- Written exercise:
Look for the string "every" in the lines and copy each line that has it.

START

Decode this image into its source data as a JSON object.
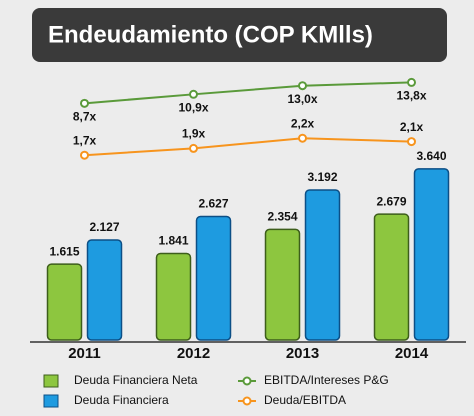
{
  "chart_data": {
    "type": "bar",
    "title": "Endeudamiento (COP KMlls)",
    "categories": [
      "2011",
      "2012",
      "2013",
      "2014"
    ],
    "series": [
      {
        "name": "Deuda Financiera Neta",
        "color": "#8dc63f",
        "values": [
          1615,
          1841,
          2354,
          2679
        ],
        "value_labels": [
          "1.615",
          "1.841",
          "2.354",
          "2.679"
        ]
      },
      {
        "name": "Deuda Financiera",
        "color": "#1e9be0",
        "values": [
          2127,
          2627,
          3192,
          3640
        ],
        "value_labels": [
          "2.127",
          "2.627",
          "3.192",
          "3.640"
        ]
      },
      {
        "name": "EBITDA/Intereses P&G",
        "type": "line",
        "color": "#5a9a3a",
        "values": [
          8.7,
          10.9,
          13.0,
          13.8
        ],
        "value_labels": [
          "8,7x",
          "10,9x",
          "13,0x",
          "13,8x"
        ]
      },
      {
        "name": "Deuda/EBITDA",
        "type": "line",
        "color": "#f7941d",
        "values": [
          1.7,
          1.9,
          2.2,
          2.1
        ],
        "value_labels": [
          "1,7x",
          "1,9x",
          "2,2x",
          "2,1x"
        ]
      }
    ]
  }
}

END
START

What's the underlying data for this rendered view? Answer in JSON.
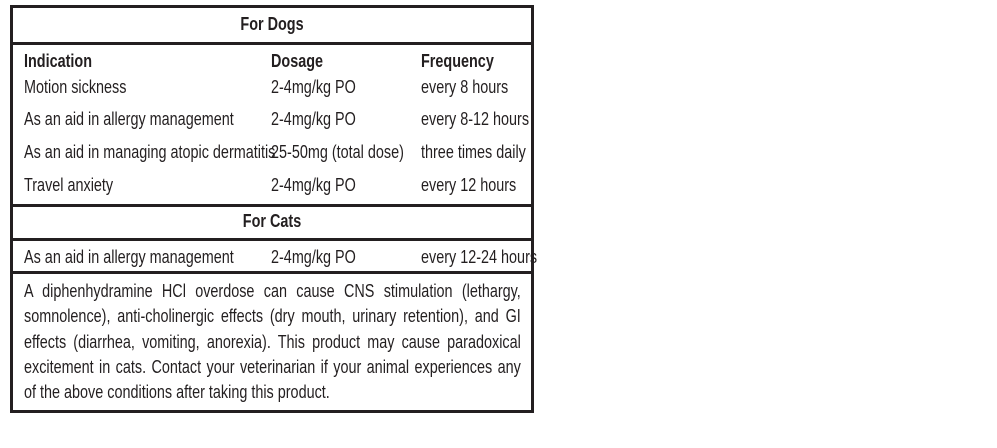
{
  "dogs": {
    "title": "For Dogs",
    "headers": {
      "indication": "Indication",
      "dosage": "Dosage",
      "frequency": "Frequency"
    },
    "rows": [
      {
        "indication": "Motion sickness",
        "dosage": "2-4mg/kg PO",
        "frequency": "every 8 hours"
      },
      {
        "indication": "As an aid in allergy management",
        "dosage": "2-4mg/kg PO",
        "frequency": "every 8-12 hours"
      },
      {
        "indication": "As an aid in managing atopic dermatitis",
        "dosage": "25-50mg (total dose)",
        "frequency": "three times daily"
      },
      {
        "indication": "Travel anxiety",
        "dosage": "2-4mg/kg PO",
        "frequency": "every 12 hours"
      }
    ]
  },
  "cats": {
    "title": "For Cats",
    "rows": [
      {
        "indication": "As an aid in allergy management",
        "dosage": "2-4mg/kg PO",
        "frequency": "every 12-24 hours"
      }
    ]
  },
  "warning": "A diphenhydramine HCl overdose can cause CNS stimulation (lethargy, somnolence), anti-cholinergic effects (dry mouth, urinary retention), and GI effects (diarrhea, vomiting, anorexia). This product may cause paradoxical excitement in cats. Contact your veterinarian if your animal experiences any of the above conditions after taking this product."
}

END

- Result for this exercise:
        "frequency": "every 8 hours"
        "frequency": "every 8-12 hours"
        "frequency": "every 12 hours"
        "frequency": "every 12-24 hours"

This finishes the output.